**Task objective:** Exactly reproduce all the records, keeping pictures out of the copy.

**Given records:**
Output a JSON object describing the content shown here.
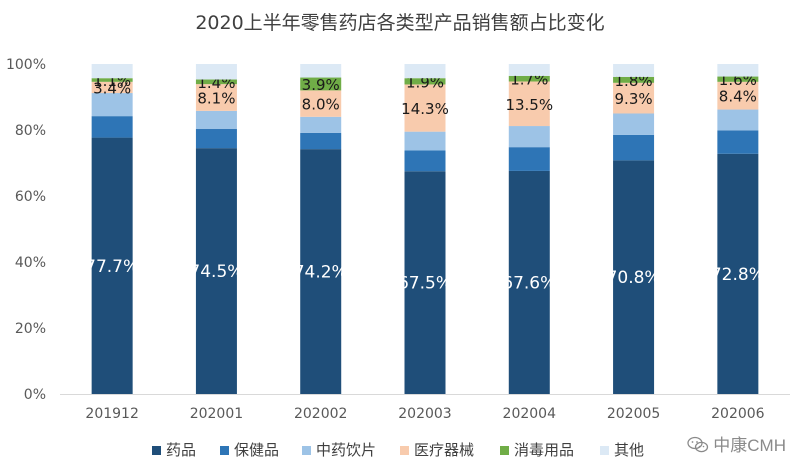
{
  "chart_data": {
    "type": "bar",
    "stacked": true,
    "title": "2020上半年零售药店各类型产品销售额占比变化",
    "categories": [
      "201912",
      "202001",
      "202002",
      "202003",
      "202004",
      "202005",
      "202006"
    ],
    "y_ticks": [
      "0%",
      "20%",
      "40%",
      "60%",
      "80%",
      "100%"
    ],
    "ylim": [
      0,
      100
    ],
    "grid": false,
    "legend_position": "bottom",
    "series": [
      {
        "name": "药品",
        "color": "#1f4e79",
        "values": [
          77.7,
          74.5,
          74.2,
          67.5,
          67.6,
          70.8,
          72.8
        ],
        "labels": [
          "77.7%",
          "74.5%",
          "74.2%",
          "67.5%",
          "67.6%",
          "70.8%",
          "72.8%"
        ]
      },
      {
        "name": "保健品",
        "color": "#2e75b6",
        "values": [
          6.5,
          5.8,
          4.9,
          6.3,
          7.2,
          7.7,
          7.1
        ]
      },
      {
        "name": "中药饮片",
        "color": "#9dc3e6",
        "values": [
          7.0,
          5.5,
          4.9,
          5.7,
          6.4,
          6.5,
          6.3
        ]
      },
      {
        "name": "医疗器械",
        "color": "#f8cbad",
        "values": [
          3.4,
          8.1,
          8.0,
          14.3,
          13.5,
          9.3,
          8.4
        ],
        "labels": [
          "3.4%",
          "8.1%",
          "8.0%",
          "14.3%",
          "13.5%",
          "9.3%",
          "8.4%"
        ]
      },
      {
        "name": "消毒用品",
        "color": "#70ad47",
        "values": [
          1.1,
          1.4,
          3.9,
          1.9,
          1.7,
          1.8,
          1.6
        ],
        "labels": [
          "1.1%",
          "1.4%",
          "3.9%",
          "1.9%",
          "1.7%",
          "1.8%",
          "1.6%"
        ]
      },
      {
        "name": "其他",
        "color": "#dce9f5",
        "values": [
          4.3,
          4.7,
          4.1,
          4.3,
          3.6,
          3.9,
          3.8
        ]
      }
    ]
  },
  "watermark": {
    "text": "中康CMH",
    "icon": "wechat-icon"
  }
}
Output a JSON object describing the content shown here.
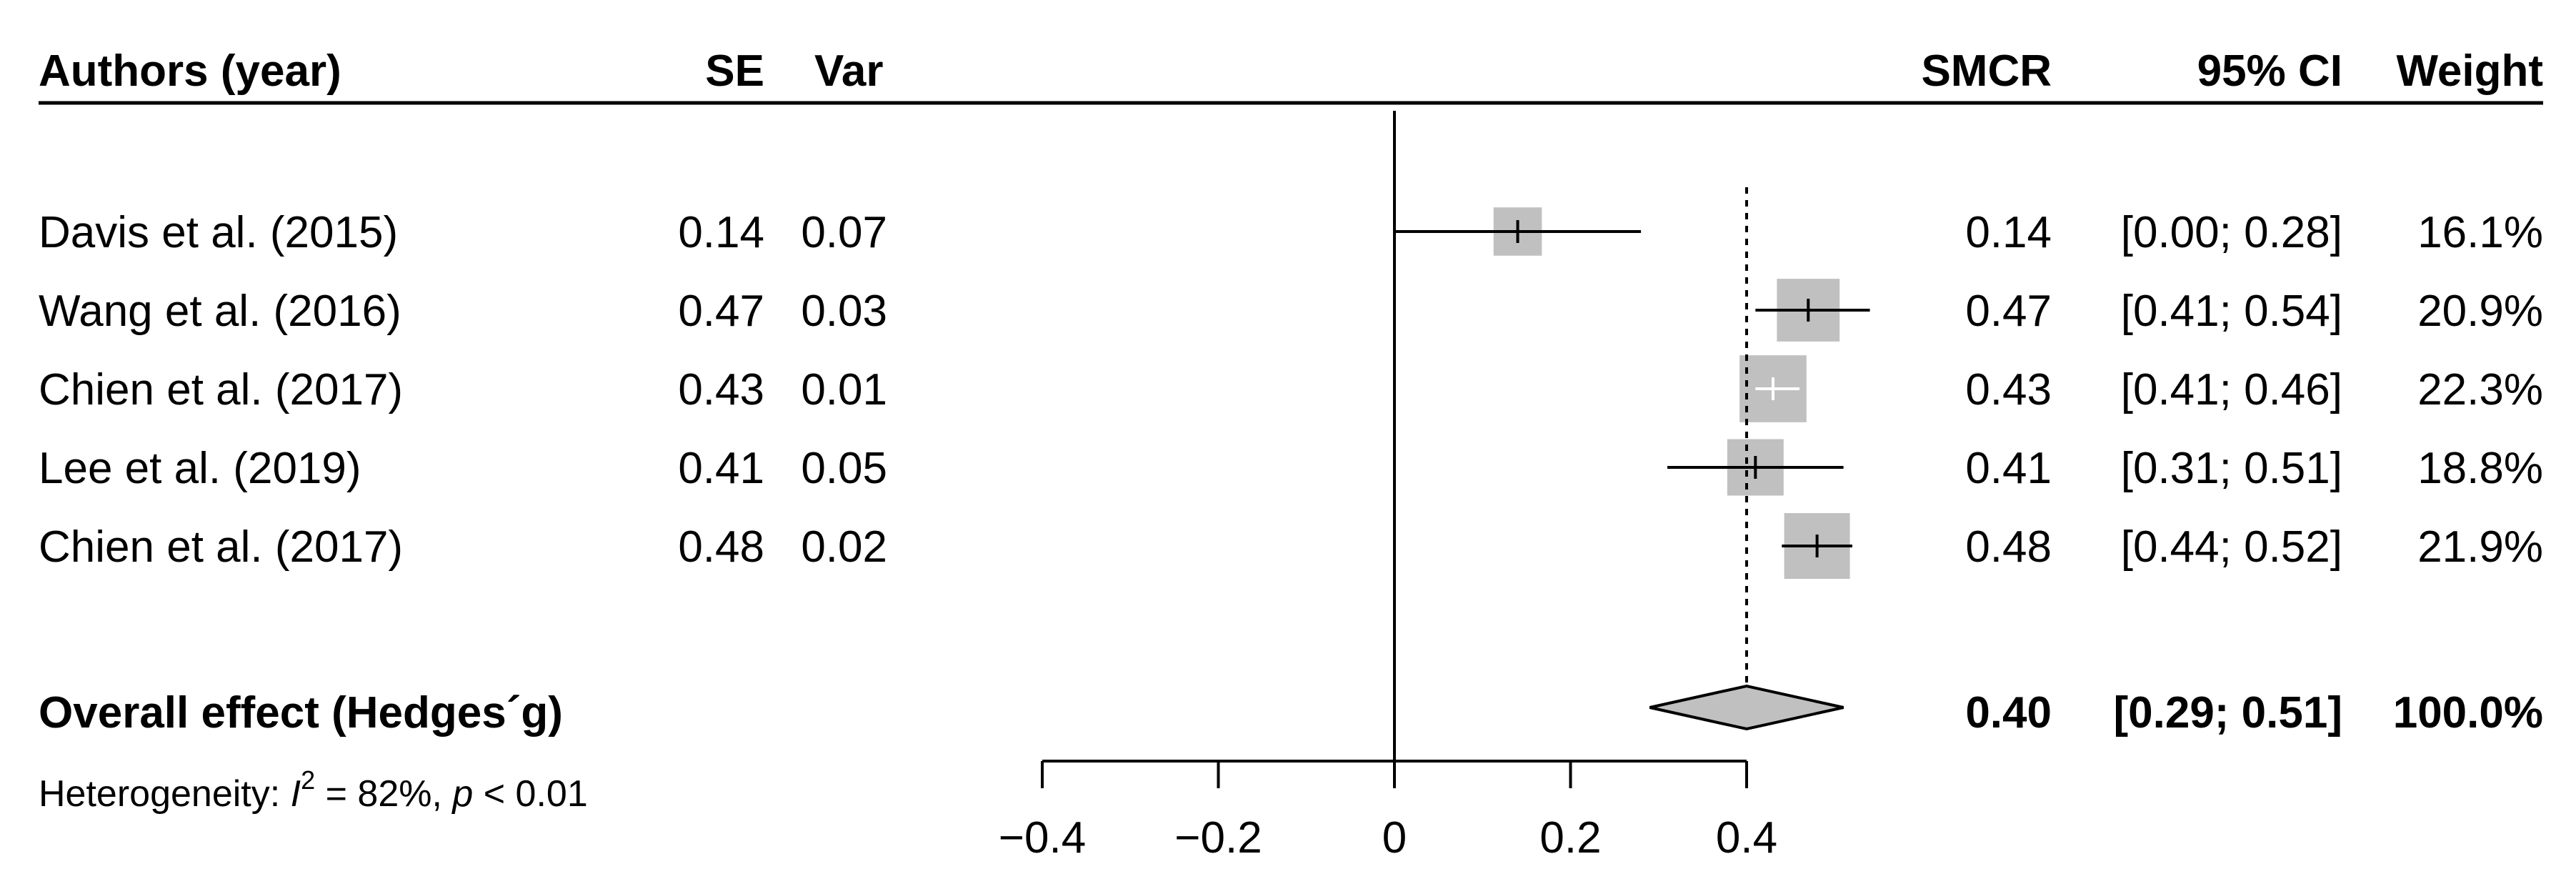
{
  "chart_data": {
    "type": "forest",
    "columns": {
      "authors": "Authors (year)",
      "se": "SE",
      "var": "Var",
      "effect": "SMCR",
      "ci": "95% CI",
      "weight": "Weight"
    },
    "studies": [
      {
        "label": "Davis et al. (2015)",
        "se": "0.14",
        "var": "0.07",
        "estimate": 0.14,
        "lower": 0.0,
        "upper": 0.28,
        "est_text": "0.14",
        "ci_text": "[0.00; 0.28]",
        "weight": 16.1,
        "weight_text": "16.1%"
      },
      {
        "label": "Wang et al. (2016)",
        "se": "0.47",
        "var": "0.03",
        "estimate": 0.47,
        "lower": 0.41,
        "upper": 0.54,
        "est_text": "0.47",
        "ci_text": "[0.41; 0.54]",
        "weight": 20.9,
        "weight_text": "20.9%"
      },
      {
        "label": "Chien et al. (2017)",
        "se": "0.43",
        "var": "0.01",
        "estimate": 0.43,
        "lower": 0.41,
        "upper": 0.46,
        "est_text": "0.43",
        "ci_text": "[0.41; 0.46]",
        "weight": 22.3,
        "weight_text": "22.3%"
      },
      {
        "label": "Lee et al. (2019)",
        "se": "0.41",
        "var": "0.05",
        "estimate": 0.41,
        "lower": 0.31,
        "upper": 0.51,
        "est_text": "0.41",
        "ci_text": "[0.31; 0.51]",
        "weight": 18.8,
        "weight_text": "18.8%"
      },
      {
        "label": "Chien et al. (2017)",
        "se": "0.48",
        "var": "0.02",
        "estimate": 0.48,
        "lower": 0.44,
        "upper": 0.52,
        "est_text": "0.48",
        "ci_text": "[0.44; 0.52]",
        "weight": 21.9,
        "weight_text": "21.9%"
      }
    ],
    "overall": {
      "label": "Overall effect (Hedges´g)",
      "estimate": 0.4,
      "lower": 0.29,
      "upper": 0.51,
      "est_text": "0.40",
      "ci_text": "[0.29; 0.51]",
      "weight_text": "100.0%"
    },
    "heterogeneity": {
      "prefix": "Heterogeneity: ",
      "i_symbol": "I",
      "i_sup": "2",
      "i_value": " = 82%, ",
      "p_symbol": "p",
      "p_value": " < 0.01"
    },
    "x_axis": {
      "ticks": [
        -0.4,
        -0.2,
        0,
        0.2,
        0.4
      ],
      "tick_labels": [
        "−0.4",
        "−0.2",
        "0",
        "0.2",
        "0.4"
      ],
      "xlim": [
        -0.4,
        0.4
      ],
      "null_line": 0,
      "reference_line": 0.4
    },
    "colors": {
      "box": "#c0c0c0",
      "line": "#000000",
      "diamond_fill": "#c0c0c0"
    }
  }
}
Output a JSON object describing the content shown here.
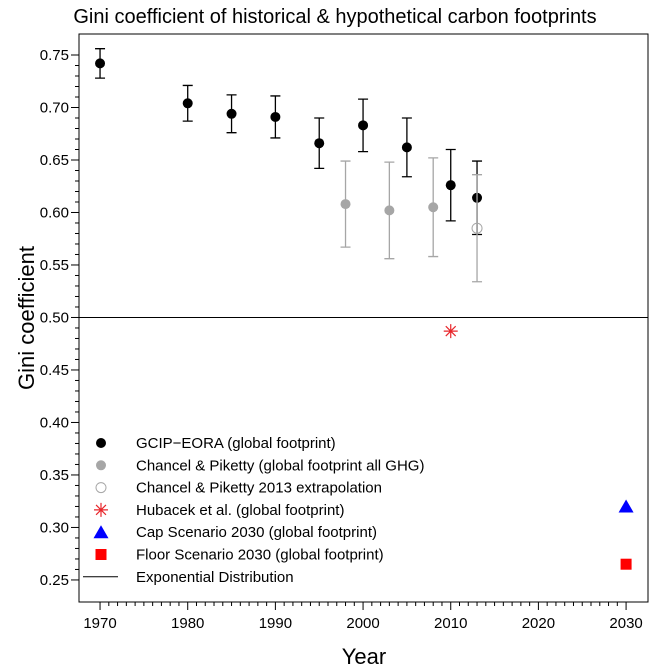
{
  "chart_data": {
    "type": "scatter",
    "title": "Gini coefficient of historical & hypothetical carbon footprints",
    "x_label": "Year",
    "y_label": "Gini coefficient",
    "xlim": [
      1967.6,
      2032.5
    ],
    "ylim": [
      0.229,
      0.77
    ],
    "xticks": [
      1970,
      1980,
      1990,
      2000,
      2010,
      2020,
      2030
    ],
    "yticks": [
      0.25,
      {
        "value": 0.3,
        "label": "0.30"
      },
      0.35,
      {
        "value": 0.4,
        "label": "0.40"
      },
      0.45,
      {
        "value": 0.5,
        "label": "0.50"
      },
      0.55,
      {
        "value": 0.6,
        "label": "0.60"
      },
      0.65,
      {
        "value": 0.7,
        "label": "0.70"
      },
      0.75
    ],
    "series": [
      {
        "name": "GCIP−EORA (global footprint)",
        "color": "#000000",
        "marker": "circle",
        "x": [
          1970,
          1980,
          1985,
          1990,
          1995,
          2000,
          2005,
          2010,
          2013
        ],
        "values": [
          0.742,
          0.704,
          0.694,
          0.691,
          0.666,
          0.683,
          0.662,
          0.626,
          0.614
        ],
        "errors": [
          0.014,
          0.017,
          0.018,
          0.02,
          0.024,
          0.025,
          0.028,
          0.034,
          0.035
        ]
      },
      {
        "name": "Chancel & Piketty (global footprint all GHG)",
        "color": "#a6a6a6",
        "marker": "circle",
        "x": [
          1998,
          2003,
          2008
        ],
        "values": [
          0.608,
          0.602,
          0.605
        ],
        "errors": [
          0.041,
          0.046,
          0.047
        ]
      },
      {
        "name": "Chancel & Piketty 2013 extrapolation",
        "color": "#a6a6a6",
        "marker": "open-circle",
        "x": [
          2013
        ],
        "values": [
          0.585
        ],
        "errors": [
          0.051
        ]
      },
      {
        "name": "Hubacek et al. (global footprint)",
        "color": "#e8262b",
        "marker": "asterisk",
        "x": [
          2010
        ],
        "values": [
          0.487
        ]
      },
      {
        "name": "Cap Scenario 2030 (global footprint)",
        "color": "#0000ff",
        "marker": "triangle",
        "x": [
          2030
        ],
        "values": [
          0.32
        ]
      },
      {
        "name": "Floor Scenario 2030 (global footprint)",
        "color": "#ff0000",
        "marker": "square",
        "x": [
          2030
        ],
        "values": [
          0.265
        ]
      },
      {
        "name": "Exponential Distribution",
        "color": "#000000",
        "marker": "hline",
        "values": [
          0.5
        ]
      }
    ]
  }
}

**Answer in full:**
Output a JSON object describing the content shown here.
{
  "chart_data": {
    "type": "bar",
    "stacked": true,
    "title": "2020上半年零售药店各类型产品销售额占比变化",
    "categories": [
      "201912",
      "202001",
      "202002",
      "202003",
      "202004",
      "202005",
      "202006"
    ],
    "y_ticks": [
      "0%",
      "20%",
      "40%",
      "60%",
      "80%",
      "100%"
    ],
    "ylim": [
      0,
      100
    ],
    "grid": false,
    "legend_position": "bottom",
    "series": [
      {
        "name": "药品",
        "color": "#1f4e79",
        "values": [
          77.7,
          74.5,
          74.2,
          67.5,
          67.6,
          70.8,
          72.8
        ],
        "labels": [
          "77.7%",
          "74.5%",
          "74.2%",
          "67.5%",
          "67.6%",
          "70.8%",
          "72.8%"
        ]
      },
      {
        "name": "保健品",
        "color": "#2e75b6",
        "values": [
          6.5,
          5.8,
          4.9,
          6.3,
          7.2,
          7.7,
          7.1
        ]
      },
      {
        "name": "中药饮片",
        "color": "#9dc3e6",
        "values": [
          7.0,
          5.5,
          4.9,
          5.7,
          6.4,
          6.5,
          6.3
        ]
      },
      {
        "name": "医疗器械",
        "color": "#f8cbad",
        "values": [
          3.4,
          8.1,
          8.0,
          14.3,
          13.5,
          9.3,
          8.4
        ],
        "labels": [
          "3.4%",
          "8.1%",
          "8.0%",
          "14.3%",
          "13.5%",
          "9.3%",
          "8.4%"
        ]
      },
      {
        "name": "消毒用品",
        "color": "#70ad47",
        "values": [
          1.1,
          1.4,
          3.9,
          1.9,
          1.7,
          1.8,
          1.6
        ],
        "labels": [
          "1.1%",
          "1.4%",
          "3.9%",
          "1.9%",
          "1.7%",
          "1.8%",
          "1.6%"
        ]
      },
      {
        "name": "其他",
        "color": "#dce9f5",
        "values": [
          4.3,
          4.7,
          4.1,
          4.3,
          3.6,
          3.9,
          3.8
        ]
      }
    ]
  },
  "watermark": {
    "text": "中康CMH",
    "icon": "wechat-icon"
  }
}
Output a JSON object describing the content shown here.
{
  "chart_data": {
    "type": "forest",
    "columns": {
      "authors": "Authors (year)",
      "se": "SE",
      "var": "Var",
      "effect": "SMCR",
      "ci": "95% CI",
      "weight": "Weight"
    },
    "studies": [
      {
        "label": "Davis et al. (2015)",
        "se": "0.14",
        "var": "0.07",
        "estimate": 0.14,
        "lower": 0.0,
        "upper": 0.28,
        "est_text": "0.14",
        "ci_text": "[0.00; 0.28]",
        "weight": 16.1,
        "weight_text": "16.1%"
      },
      {
        "label": "Wang et al. (2016)",
        "se": "0.47",
        "var": "0.03",
        "estimate": 0.47,
        "lower": 0.41,
        "upper": 0.54,
        "est_text": "0.47",
        "ci_text": "[0.41; 0.54]",
        "weight": 20.9,
        "weight_text": "20.9%"
      },
      {
        "label": "Chien et al. (2017)",
        "se": "0.43",
        "var": "0.01",
        "estimate": 0.43,
        "lower": 0.41,
        "upper": 0.46,
        "est_text": "0.43",
        "ci_text": "[0.41; 0.46]",
        "weight": 22.3,
        "weight_text": "22.3%"
      },
      {
        "label": "Lee et al. (2019)",
        "se": "0.41",
        "var": "0.05",
        "estimate": 0.41,
        "lower": 0.31,
        "upper": 0.51,
        "est_text": "0.41",
        "ci_text": "[0.31; 0.51]",
        "weight": 18.8,
        "weight_text": "18.8%"
      },
      {
        "label": "Chien et al. (2017)",
        "se": "0.48",
        "var": "0.02",
        "estimate": 0.48,
        "lower": 0.44,
        "upper": 0.52,
        "est_text": "0.48",
        "ci_text": "[0.44; 0.52]",
        "weight": 21.9,
        "weight_text": "21.9%"
      }
    ],
    "overall": {
      "label": "Overall effect (Hedges´g)",
      "estimate": 0.4,
      "lower": 0.29,
      "upper": 0.51,
      "est_text": "0.40",
      "ci_text": "[0.29; 0.51]",
      "weight_text": "100.0%"
    },
    "heterogeneity": {
      "prefix": "Heterogeneity: ",
      "i_symbol": "I",
      "i_sup": "2",
      "i_value": " = 82%, ",
      "p_symbol": "p",
      "p_value": " < 0.01"
    },
    "x_axis": {
      "ticks": [
        -0.4,
        -0.2,
        0,
        0.2,
        0.4
      ],
      "tick_labels": [
        "−0.4",
        "−0.2",
        "0",
        "0.2",
        "0.4"
      ],
      "xlim": [
        -0.4,
        0.4
      ],
      "null_line": 0,
      "reference_line": 0.4
    },
    "colors": {
      "box": "#c0c0c0",
      "line": "#000000",
      "diamond_fill": "#c0c0c0"
    }
  }
}
Output a JSON object describing the content shown here.
{
  "chart_data": {
    "type": "scatter",
    "title": "Gini coefficient of historical & hypothetical carbon footprints",
    "x_label": "Year",
    "y_label": "Gini coefficient",
    "xlim": [
      1967.6,
      2032.5
    ],
    "ylim": [
      0.229,
      0.77
    ],
    "xticks": [
      1970,
      1980,
      1990,
      2000,
      2010,
      2020,
      2030
    ],
    "yticks": [
      0.25,
      {
        "value": 0.3,
        "label": "0.30"
      },
      0.35,
      {
        "value": 0.4,
        "label": "0.40"
      },
      0.45,
      {
        "value": 0.5,
        "label": "0.50"
      },
      0.55,
      {
        "value": 0.6,
        "label": "0.60"
      },
      0.65,
      {
        "value": 0.7,
        "label": "0.70"
      },
      0.75
    ],
    "series": [
      {
        "name": "GCIP−EORA (global footprint)",
        "color": "#000000",
        "marker": "circle",
        "x": [
          1970,
          1980,
          1985,
          1990,
          1995,
          2000,
          2005,
          2010,
          2013
        ],
        "values": [
          0.742,
          0.704,
          0.694,
          0.691,
          0.666,
          0.683,
          0.662,
          0.626,
          0.614
        ],
        "errors": [
          0.014,
          0.017,
          0.018,
          0.02,
          0.024,
          0.025,
          0.028,
          0.034,
          0.035
        ]
      },
      {
        "name": "Chancel & Piketty (global footprint all GHG)",
        "color": "#a6a6a6",
        "marker": "circle",
        "x": [
          1998,
          2003,
          2008
        ],
        "values": [
          0.608,
          0.602,
          0.605
        ],
        "errors": [
          0.041,
          0.046,
          0.047
        ]
      },
      {
        "name": "Chancel & Piketty 2013 extrapolation",
        "color": "#a6a6a6",
        "marker": "open-circle",
        "x": [
          2013
        ],
        "values": [
          0.585
        ],
        "errors": [
          0.051
        ]
      },
      {
        "name": "Hubacek et al. (global footprint)",
        "color": "#e8262b",
        "marker": "asterisk",
        "x": [
          2010
        ],
        "values": [
          0.487
        ]
      },
      {
        "name": "Cap Scenario 2030 (global footprint)",
        "color": "#0000ff",
        "marker": "triangle",
        "x": [
          2030
        ],
        "values": [
          0.32
        ]
      },
      {
        "name": "Floor Scenario 2030 (global footprint)",
        "color": "#ff0000",
        "marker": "square",
        "x": [
          2030
        ],
        "values": [
          0.265
        ]
      },
      {
        "name": "Exponential Distribution",
        "color": "#000000",
        "marker": "hline",
        "values": [
          0.5
        ]
      }
    ]
  }
}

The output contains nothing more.